(SET TASK) Extract every entry word for word.

(RECORD LIST)
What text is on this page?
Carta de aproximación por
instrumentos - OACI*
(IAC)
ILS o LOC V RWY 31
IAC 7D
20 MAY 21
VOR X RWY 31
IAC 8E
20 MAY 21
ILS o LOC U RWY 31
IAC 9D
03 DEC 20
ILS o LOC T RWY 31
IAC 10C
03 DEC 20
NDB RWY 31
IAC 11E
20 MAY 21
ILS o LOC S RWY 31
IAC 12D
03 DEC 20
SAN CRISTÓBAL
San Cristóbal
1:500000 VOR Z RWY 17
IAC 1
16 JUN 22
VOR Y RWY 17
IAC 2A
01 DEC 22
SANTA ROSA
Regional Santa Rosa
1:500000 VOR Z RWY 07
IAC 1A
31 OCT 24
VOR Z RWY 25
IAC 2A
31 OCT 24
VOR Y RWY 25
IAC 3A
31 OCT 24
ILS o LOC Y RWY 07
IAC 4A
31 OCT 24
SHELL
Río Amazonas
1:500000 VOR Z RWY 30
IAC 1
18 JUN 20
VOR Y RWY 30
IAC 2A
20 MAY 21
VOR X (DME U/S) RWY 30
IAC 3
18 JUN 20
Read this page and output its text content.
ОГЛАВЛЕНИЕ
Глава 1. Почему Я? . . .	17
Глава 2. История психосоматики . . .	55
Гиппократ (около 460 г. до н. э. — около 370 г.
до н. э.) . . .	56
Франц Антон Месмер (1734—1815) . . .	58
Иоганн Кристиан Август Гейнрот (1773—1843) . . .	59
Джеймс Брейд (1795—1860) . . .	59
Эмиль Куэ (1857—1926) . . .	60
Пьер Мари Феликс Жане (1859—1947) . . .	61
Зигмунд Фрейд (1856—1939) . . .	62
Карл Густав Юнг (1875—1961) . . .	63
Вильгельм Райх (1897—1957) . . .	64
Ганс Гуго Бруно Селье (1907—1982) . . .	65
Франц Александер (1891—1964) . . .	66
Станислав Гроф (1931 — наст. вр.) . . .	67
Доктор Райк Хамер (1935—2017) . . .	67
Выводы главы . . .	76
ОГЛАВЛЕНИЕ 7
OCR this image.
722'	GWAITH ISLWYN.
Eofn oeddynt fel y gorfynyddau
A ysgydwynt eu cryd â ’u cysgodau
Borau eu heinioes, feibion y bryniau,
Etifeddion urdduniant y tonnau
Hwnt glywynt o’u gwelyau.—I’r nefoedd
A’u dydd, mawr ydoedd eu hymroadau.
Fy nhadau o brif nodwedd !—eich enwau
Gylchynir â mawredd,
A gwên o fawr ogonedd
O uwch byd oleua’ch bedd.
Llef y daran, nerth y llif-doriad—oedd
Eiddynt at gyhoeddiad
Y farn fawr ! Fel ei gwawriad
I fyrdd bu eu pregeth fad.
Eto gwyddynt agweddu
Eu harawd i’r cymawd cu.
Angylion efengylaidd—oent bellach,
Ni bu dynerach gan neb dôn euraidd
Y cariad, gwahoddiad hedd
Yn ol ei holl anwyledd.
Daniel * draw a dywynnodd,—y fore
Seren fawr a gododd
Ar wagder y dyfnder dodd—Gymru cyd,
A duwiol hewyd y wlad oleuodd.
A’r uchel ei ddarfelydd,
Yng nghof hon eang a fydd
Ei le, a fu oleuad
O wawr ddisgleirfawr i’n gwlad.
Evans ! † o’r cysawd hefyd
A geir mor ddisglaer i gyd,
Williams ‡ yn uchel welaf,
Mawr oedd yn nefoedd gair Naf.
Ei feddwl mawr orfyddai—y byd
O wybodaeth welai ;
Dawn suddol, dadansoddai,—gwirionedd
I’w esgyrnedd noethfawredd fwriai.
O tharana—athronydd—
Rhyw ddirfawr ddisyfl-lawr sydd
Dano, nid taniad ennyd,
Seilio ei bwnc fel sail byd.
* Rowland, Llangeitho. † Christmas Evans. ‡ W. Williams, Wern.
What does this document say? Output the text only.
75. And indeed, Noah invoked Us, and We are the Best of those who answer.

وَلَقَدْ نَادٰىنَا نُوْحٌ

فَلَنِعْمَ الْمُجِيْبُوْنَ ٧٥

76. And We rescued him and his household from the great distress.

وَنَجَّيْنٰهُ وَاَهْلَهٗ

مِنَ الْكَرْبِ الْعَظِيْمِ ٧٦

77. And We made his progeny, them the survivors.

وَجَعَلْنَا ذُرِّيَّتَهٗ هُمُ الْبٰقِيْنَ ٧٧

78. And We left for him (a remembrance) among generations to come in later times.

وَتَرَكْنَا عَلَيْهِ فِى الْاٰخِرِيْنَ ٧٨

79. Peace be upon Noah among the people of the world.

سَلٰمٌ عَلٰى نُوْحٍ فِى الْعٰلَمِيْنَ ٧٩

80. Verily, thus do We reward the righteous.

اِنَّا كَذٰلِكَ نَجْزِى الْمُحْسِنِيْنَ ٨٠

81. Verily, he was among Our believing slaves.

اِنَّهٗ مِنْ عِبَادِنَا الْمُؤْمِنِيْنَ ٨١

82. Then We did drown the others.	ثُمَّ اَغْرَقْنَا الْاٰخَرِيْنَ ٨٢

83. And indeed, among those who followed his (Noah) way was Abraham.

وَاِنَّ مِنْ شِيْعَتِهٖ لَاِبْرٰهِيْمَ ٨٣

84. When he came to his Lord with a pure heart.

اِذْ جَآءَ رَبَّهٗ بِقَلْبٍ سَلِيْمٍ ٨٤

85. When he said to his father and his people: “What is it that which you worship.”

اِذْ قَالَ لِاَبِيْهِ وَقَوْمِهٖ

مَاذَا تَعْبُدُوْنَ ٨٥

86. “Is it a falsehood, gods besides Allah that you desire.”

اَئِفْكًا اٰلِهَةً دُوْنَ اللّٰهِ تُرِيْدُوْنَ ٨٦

(ANSWER TO THE TASK)
What text is on this page?
Carta de aproximación por
instrumentos - OACI*
(IAC)
ILS o LOC V RWY 31
IAC 7D
20 MAY 21
VOR X RWY 31
IAC 8E
20 MAY 21
ILS o LOC U RWY 31
IAC 9D
03 DEC 20
ILS o LOC T RWY 31
IAC 10C
03 DEC 20
NDB RWY 31
IAC 11E
20 MAY 21
ILS o LOC S RWY 31
IAC 12D
03 DEC 20
SAN CRISTÓBAL
San Cristóbal
1:500000 VOR Z RWY 17
IAC 1
16 JUN 22
VOR Y RWY 17
IAC 2A
01 DEC 22
SANTA ROSA
Regional Santa Rosa
1:500000 VOR Z RWY 07
IAC 1A
31 OCT 24
VOR Z RWY 25
IAC 2A
31 OCT 24
VOR Y RWY 25
IAC 3A
31 OCT 24
ILS o LOC Y RWY 07
IAC 4A
31 OCT 24
SHELL
Río Amazonas
1:500000 VOR Z RWY 30
IAC 1
18 JUN 20
VOR Y RWY 30
IAC 2A
20 MAY 21
VOR X (DME U/S) RWY 30
IAC 3
18 JUN 20
Read this page and output its text content.
ОГЛАВЛЕНИЕ
Глава 1. Почему Я? . . .	17
Глава 2. История психосоматики . . .	55
Гиппократ (около 460 г. до н. э. — около 370 г.
до н. э.) . . .	56
Франц Антон Месмер (1734—1815) . . .	58
Иоганн Кристиан Август Гейнрот (1773—1843) . . .	59
Джеймс Брейд (1795—1860) . . .	59
Эмиль Куэ (1857—1926) . . .	60
Пьер Мари Феликс Жане (1859—1947) . . .	61
Зигмунд Фрейд (1856—1939) . . .	62
Карл Густав Юнг (1875—1961) . . .	63
Вильгельм Райх (1897—1957) . . .	64
Ганс Гуго Бруно Селье (1907—1982) . . .	65
Франц Александер (1891—1964) . . .	66
Станислав Гроф (1931 — наст. вр.) . . .	67
Доктор Райк Хамер (1935—2017) . . .	67
Выводы главы . . .	76
ОГЛАВЛЕНИЕ 7
OCR this image.
722'	GWAITH ISLWYN.
Eofn oeddynt fel y gorfynyddau
A ysgydwynt eu cryd â ’u cysgodau
Borau eu heinioes, feibion y bryniau,
Etifeddion urdduniant y tonnau
Hwnt glywynt o’u gwelyau.—I’r nefoedd
A’u dydd, mawr ydoedd eu hymroadau.
Fy nhadau o brif nodwedd !—eich enwau
Gylchynir â mawredd,
A gwên o fawr ogonedd
O uwch byd oleua’ch bedd.
Llef y daran, nerth y llif-doriad—oedd
Eiddynt at gyhoeddiad
Y farn fawr ! Fel ei gwawriad
I fyrdd bu eu pregeth fad.
Eto gwyddynt agweddu
Eu harawd i’r cymawd cu.
Angylion efengylaidd—oent bellach,
Ni bu dynerach gan neb dôn euraidd
Y cariad, gwahoddiad hedd
Yn ol ei holl anwyledd.
Daniel * draw a dywynnodd,—y fore
Seren fawr a gododd
Ar wagder y dyfnder dodd—Gymru cyd,
A duwiol hewyd y wlad oleuodd.
A’r uchel ei ddarfelydd,
Yng nghof hon eang a fydd
Ei le, a fu oleuad
O wawr ddisgleirfawr i’n gwlad.
Evans ! † o’r cysawd hefyd
A geir mor ddisglaer i gyd,
Williams ‡ yn uchel welaf,
Mawr oedd yn nefoedd gair Naf.
Ei feddwl mawr orfyddai—y byd
O wybodaeth welai ;
Dawn suddol, dadansoddai,—gwirionedd
I’w esgyrnedd noethfawredd fwriai.
O tharana—athronydd—
Rhyw ddirfawr ddisyfl-lawr sydd
Dano, nid taniad ennyd,
Seilio ei bwnc fel sail byd.
* Rowland, Llangeitho. † Christmas Evans. ‡ W. Williams, Wern.
What does this document say? Output the text only.
75. And indeed, Noah invoked Us, and We are the Best of those who answer.

وَلَقَدْ نَادٰىنَا نُوْحٌ

فَلَنِعْمَ الْمُجِيْبُوْنَ ٧٥

76. And We rescued him and his household from the great distress.

وَنَجَّيْنٰهُ وَاَهْلَهٗ

مِنَ الْكَرْبِ الْعَظِيْمِ ٧٦

77. And We made his progeny, them the survivors.

وَجَعَلْنَا ذُرِّيَّتَهٗ هُمُ الْبٰقِيْنَ ٧٧

78. And We left for him (a remembrance) among generations to come in later times.

وَتَرَكْنَا عَلَيْهِ فِى الْاٰخِرِيْنَ ٧٨

79. Peace be upon Noah among the people of the world.

سَلٰمٌ عَلٰى نُوْحٍ فِى الْعٰلَمِيْنَ ٧٩

80. Verily, thus do We reward the righteous.

اِنَّا كَذٰلِكَ نَجْزِى الْمُحْسِنِيْنَ ٨٠

81. Verily, he was among Our believing slaves.

اِنَّهٗ مِنْ عِبَادِنَا الْمُؤْمِنِيْنَ ٨١

82. Then We did drown the others.	ثُمَّ اَغْرَقْنَا الْاٰخَرِيْنَ ٨٢

83. And indeed, among those who followed his (Noah) way was Abraham.

وَاِنَّ مِنْ شِيْعَتِهٖ لَاِبْرٰهِيْمَ ٨٣

84. When he came to his Lord with a pure heart.

اِذْ جَآءَ رَبَّهٗ بِقَلْبٍ سَلِيْمٍ ٨٤

85. When he said to his father and his people: “What is it that which you worship.”

اِذْ قَالَ لِاَبِيْهِ وَقَوْمِهٖ

مَاذَا تَعْبُدُوْنَ ٨٥

86. “Is it a falsehood, gods besides Allah that you desire.”

اَئِفْكًا اٰلِهَةً دُوْنَ اللّٰهِ تُرِيْدُوْنَ ٨٦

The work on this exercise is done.